> _Exercise details_
Select, from the data, each line where "activities" occurs.

> _Data_
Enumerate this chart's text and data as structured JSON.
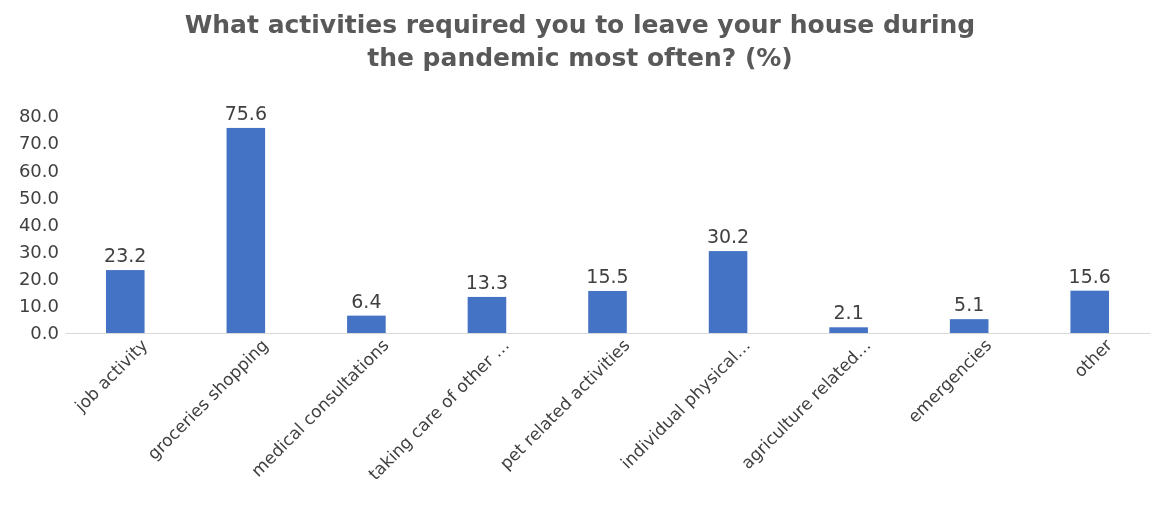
{
  "chart_data": {
    "type": "bar",
    "title": "What activities required you to leave your house during the pandemic most often? (%)",
    "categories": [
      "job activity",
      "groceries shopping",
      "medical consultations",
      "taking care of other …",
      "pet related activities",
      "individual physical…",
      "agriculture related…",
      "emergencies",
      "other"
    ],
    "values": [
      23.2,
      75.6,
      6.4,
      13.3,
      15.5,
      30.2,
      2.1,
      5.1,
      15.6
    ],
    "color": "#4472c4",
    "data_labels": true,
    "grid": false,
    "ylim": [
      0,
      80
    ],
    "yticks": [
      {
        "value": 0,
        "label": "0.0"
      },
      {
        "value": 10,
        "label": "10.0"
      },
      {
        "value": 20,
        "label": "20.0"
      },
      {
        "value": 30,
        "label": "30.0"
      },
      {
        "value": 40,
        "label": "40.0"
      },
      {
        "value": 50,
        "label": "50.0"
      },
      {
        "value": 60,
        "label": "60.0"
      },
      {
        "value": 70,
        "label": "70.0"
      },
      {
        "value": 80,
        "label": "80.0"
      }
    ]
  }
}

> _Final answer_
    "title": "What activities required you to leave your house during the pandemic most often? (%)",
      "pet related activities",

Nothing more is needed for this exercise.